**Required task:** List each line of the data that holds the word "certificate".

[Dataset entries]
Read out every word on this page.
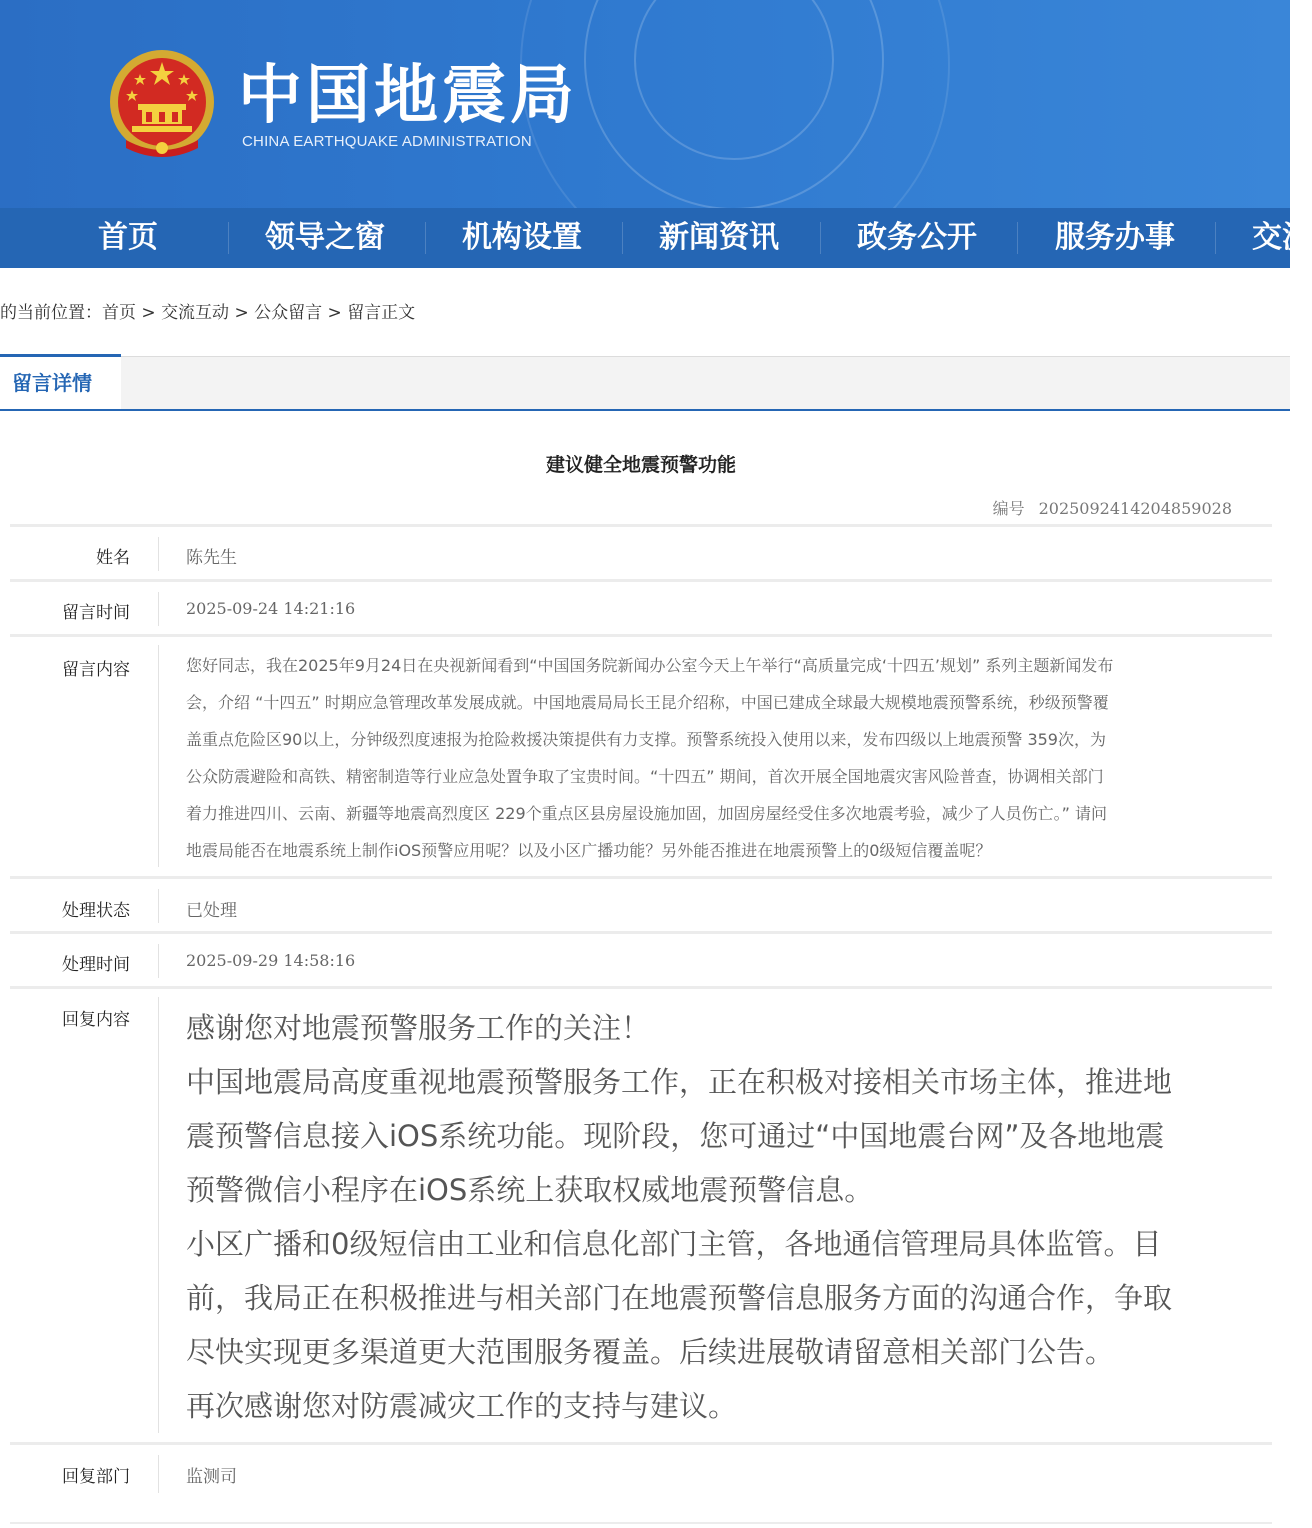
中国地震局
CHINA EARTHQUAKE ADMINISTRATION
首页	领导之窗	机构设置	新闻资讯	政务公开	服务办事	交流
的当前位置：首页 > 交流互动 > 公众留言 > 留言正文
留言详情
建议健全地震预警功能
编号 2025092414204859028
姓名	陈先生
留言时间	2025-09-24 14:21:16
留言内容	您好同志，我在2025年9月24日在央视新闻看到“中国国务院新闻办公室今天上午举行“高质量完成‘十四五’规划” 系列主题新闻发布
会，介绍 “十四五” 时期应急管理改革发展成就。中国地震局局长王昆介绍称，中国已建成全球最大规模地震预警系统，秒级预警覆
盖重点危险区90以上，分钟级烈度速报为抢险救援决策提供有力支撑。预警系统投入使用以来，发布四级以上地震预警 359次，为
公众防震避险和高铁、精密制造等行业应急处置争取了宝贵时间。“十四五” 期间，首次开展全国地震灾害风险普查，协调相关部门
着力推进四川、云南、新疆等地震高烈度区 229个重点区县房屋设施加固，加固房屋经受住多次地震考验，减少了人员伤亡。” 请问
地震局能否在地震系统上制作iOS预警应用呢？以及小区广播功能？另外能否推进在地震预警上的0级短信覆盖呢？
处理状态	已处理
处理时间	2025-09-29 14:58:16
回复内容	感谢您对地震预警服务工作的关注！
中国地震局高度重视地震预警服务工作，正在积极对接相关市场主体，推进地
震预警信息接入iOS系统功能。现阶段，您可通过“中国地震台网”及各地地震
预警微信小程序在iOS系统上获取权威地震预警信息。
小区广播和0级短信由工业和信息化部门主管，各地通信管理局具体监管。目
前，我局正在积极推进与相关部门在地震预警信息服务方面的沟通合作，争取
尽快实现更多渠道更大范围服务覆盖。后续进展敬请留意相关部门公告。
再次感谢您对防震减灾工作的支持与建议。
回复部门	监测司
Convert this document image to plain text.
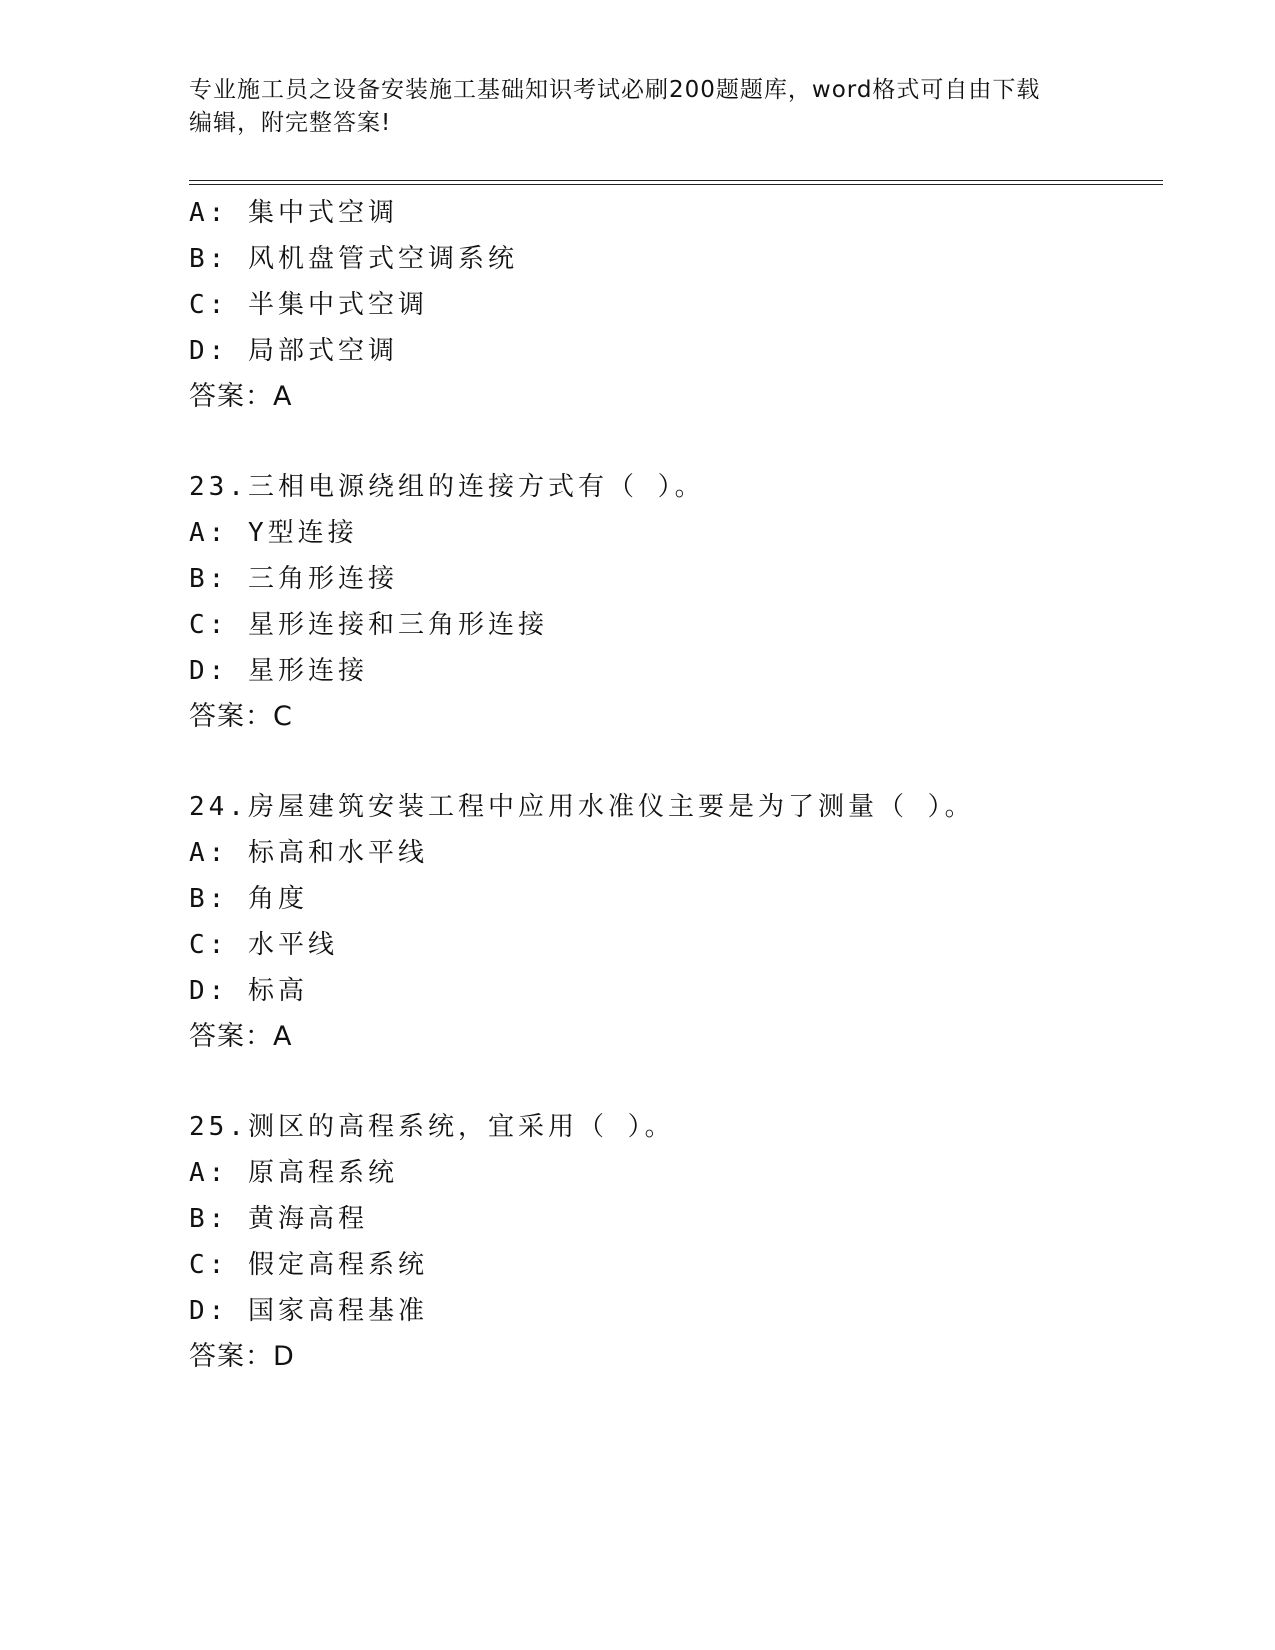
专业施工员之设备安装施工基础知识考试必刷200题题库，word格式可自由下载
编辑，附完整答案!
A: 集中式空调
B: 风机盘管式空调系统
C: 半集中式空调
D: 局部式空调
答案：A
23.三相电源绕组的连接方式有（ ）。
A: Y型连接
B: 三角形连接
C: 星形连接和三角形连接
D: 星形连接
答案：C
24.房屋建筑安装工程中应用水准仪主要是为了测量（ ）。
A: 标高和水平线
B: 角度
C: 水平线
D: 标高
答案：A
25.测区的高程系统，宜采用（ ）。
A: 原高程系统
B: 黄海高程
C: 假定高程系统
D: 国家高程基准
答案：D
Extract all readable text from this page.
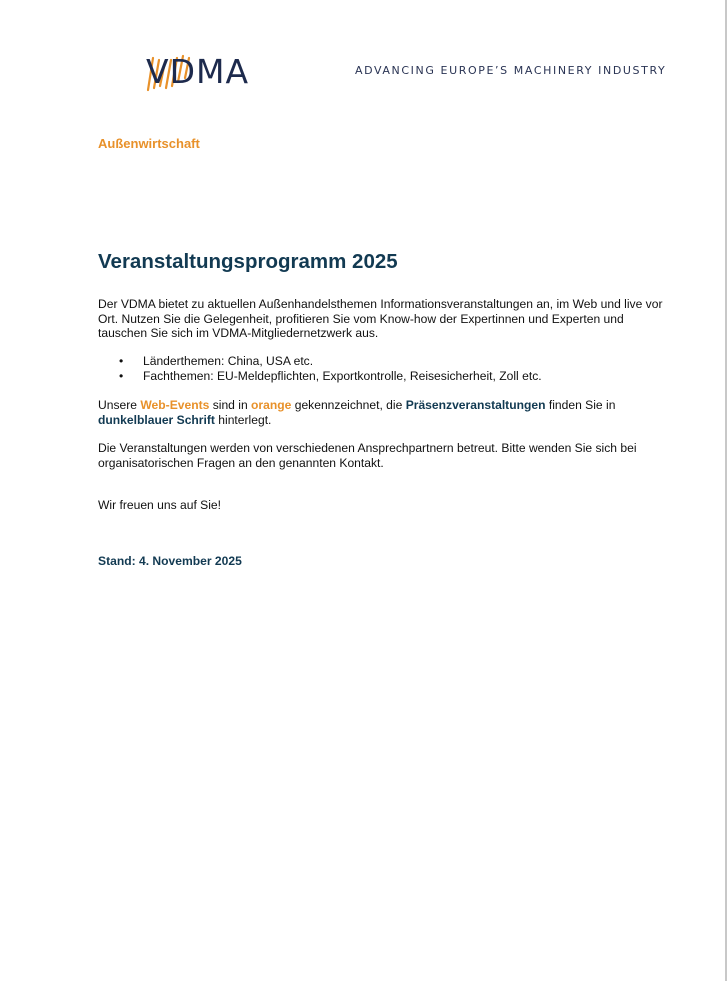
VDMA	ADVANCING EUROPE’S MACHINERY INDUSTRY
Außenwirtschaft
Veranstaltungsprogramm 2025

Der VDMA bietet zu aktuellen Außenhandelsthemen Informationsveranstaltungen an, im Web und live vor Ort. Nutzen Sie die Gelegenheit, profitieren Sie vom Know-how der Expertinnen und Experten und tauschen Sie sich im VDMA-Mitgliedernetzwerk aus.

• Länderthemen: China, USA etc.
• Fachthemen: EU-Meldepflichten, Exportkontrolle, Reisesicherheit, Zoll etc.

Unsere Web-Events sind in orange gekennzeichnet, die Präsenzveranstaltungen finden Sie in dunkelblauer Schrift hinterlegt.

Die Veranstaltungen werden von verschiedenen Ansprechpartnern betreut. Bitte wenden Sie sich bei organisatorischen Fragen an den genannten Kontakt.

Wir freuen uns auf Sie!

Stand: 4. November 2025
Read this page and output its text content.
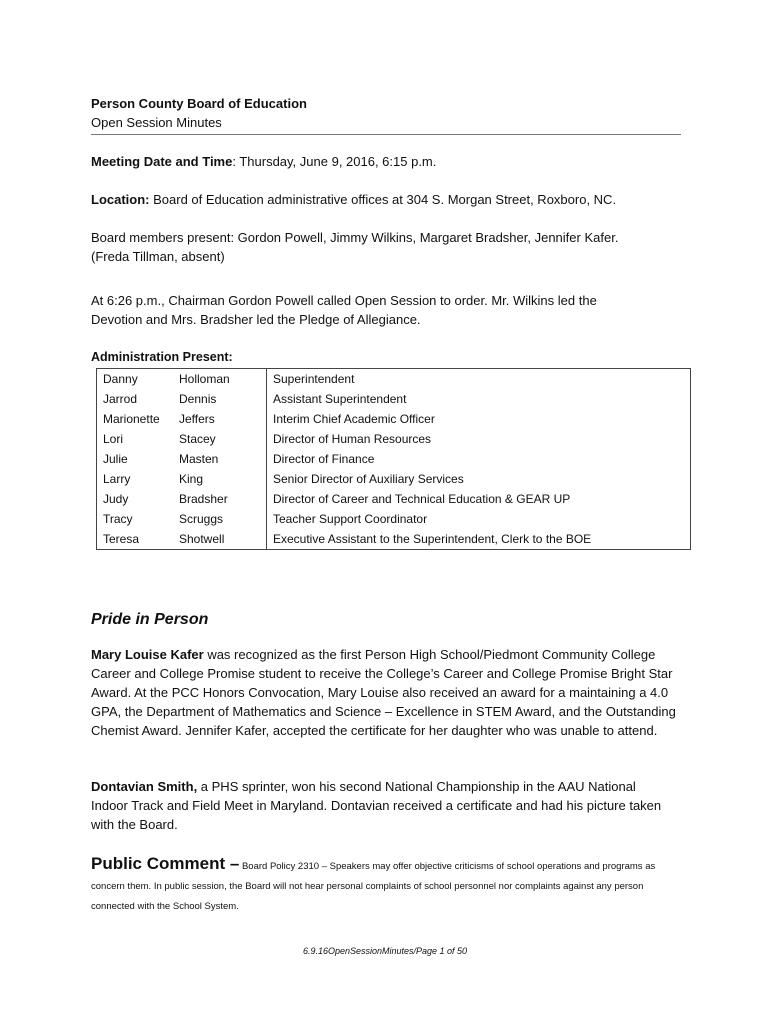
Person County Board of Education
Open Session Minutes
Meeting Date and Time: Thursday, June 9, 2016, 6:15 p.m.
Location: Board of Education administrative offices at 304 S. Morgan Street, Roxboro, NC.
Board members present: Gordon Powell, Jimmy Wilkins, Margaret Bradsher, Jennifer Kafer.
(Freda Tillman, absent)
At 6:26 p.m., Chairman Gordon Powell called Open Session to order. Mr. Wilkins led the Devotion and Mrs. Bradsher led the Pledge of Allegiance.
Administration Present:
Danny	Holloman	Superintendent
Jarrod	Dennis	Assistant Superintendent
Marionette	Jeffers	Interim Chief Academic Officer
Lori	Stacey	Director of Human Resources
Julie	Masten	Director of Finance
Larry	King	Senior Director of Auxiliary Services
Judy	Bradsher	Director of Career and Technical Education & GEAR UP
Tracy	Scruggs	Teacher Support Coordinator
Teresa	Shotwell	Executive Assistant to the Superintendent, Clerk to the BOE
Pride in Person
Mary Louise Kafer was recognized as the first Person High School/Piedmont Community College Career and College Promise student to receive the College’s Career and College Promise Bright Star Award. At the PCC Honors Convocation, Mary Louise also received an award for a maintaining a 4.0 GPA, the Department of Mathematics and Science – Excellence in STEM Award, and the Outstanding Chemist Award. Jennifer Kafer, accepted the certificate for her daughter who was unable to attend.
Dontavian Smith, a PHS sprinter, won his second National Championship in the AAU National Indoor Track and Field Meet in Maryland. Dontavian received a certificate and had his picture taken with the Board.
Public Comment – Board Policy 2310 – Speakers may offer objective criticisms of school operations and programs as concern them. In public session, the Board will not hear personal complaints of school personnel nor complaints against any person connected with the School System.
6.9.16OpenSessionMinutes/Page 1 of 50
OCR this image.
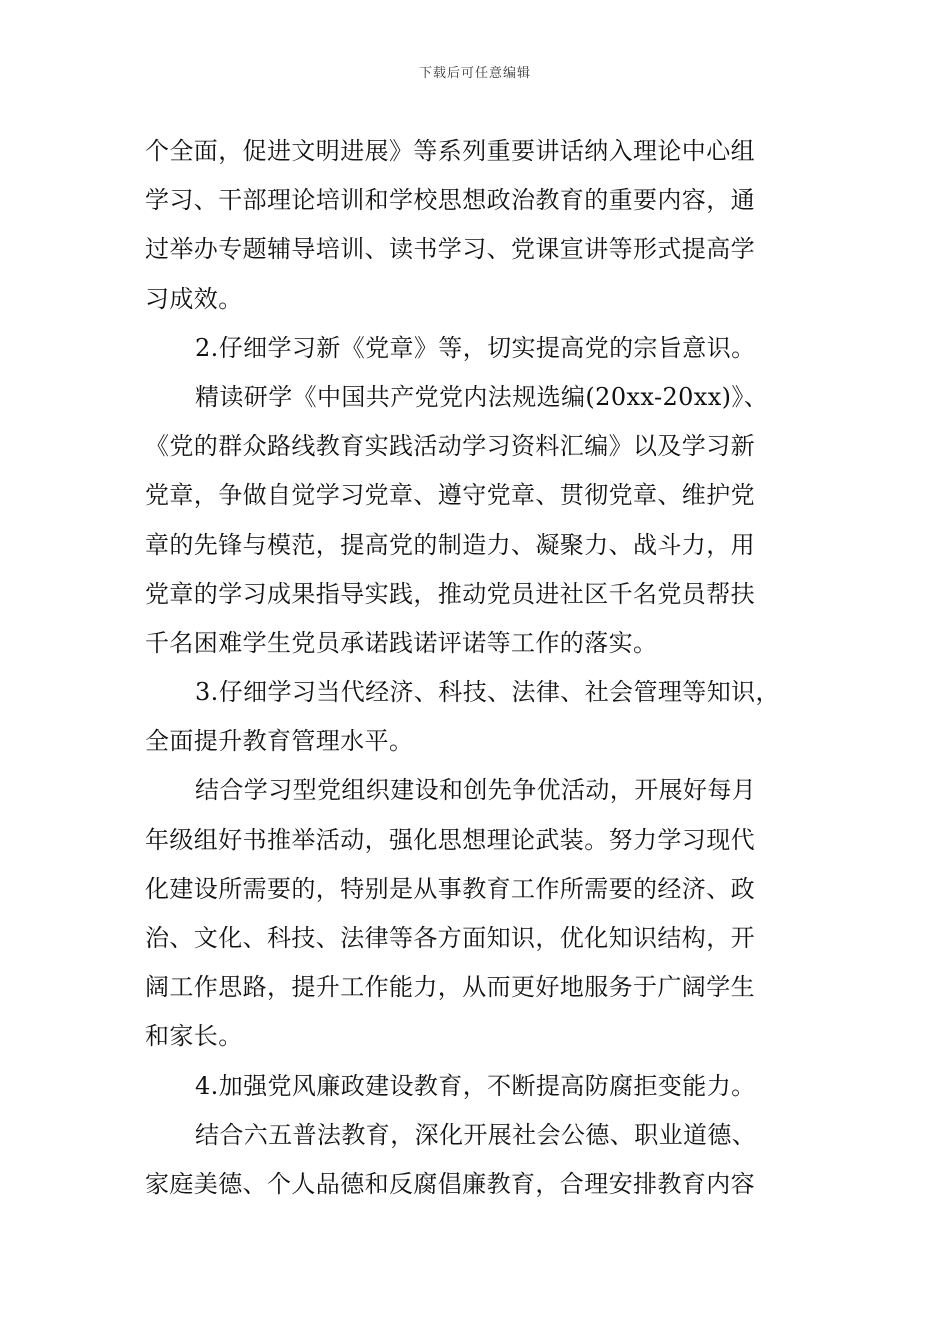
下载后可任意编辑
个全面，促进文明进展》等系列重要讲话纳入理论中心组
学习、干部理论培训和学校思想政治教育的重要内容，通
过举办专题辅导培训、读书学习、党课宣讲等形式提高学
习成效。
2.仔细学习新《党章》等，切实提高党的宗旨意识。
精读研学《中国共产党党内法规选编(20xx-20xx)》、
《党的群众路线教育实践活动学习资料汇编》以及学习新
党章，争做自觉学习党章、遵守党章、贯彻党章、维护党
章的先锋与模范，提高党的制造力、凝聚力、战斗力，用
党章的学习成果指导实践，推动党员进社区千名党员帮扶
千名困难学生党员承诺践诺评诺等工作的落实。
3.仔细学习当代经济、科技、法律、社会管理等知识，
全面提升教育管理水平。
结合学习型党组织建设和创先争优活动，开展好每月
年级组好书推举活动，强化思想理论武装。努力学习现代
化建设所需要的，特别是从事教育工作所需要的经济、政
治、文化、科技、法律等各方面知识，优化知识结构，开
阔工作思路，提升工作能力，从而更好地服务于广阔学生
和家长。
4.加强党风廉政建设教育，不断提高防腐拒变能力。
结合六五普法教育，深化开展社会公德、职业道德、
家庭美德、个人品德和反腐倡廉教育，合理安排教育内容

**Solution to this task:**
Mary Louise Kafer was recognized as the first Person High School/Piedmont Community College Career and College Promise student to receive the College’s Career and College Promise Bright Star Award. At the PCC Honors Convocation, Mary Louise also received an award for a maintaining a 4.0 GPA, the Department of Mathematics and Science – Excellence in STEM Award, and the Outstanding Chemist Award. Jennifer Kafer, accepted the certificate for her daughter who was unable to attend.
Dontavian Smith, a PHS sprinter, won his second National Championship in the AAU National Indoor Track and Field Meet in Maryland. Dontavian received a certificate and had his picture taken with the Board.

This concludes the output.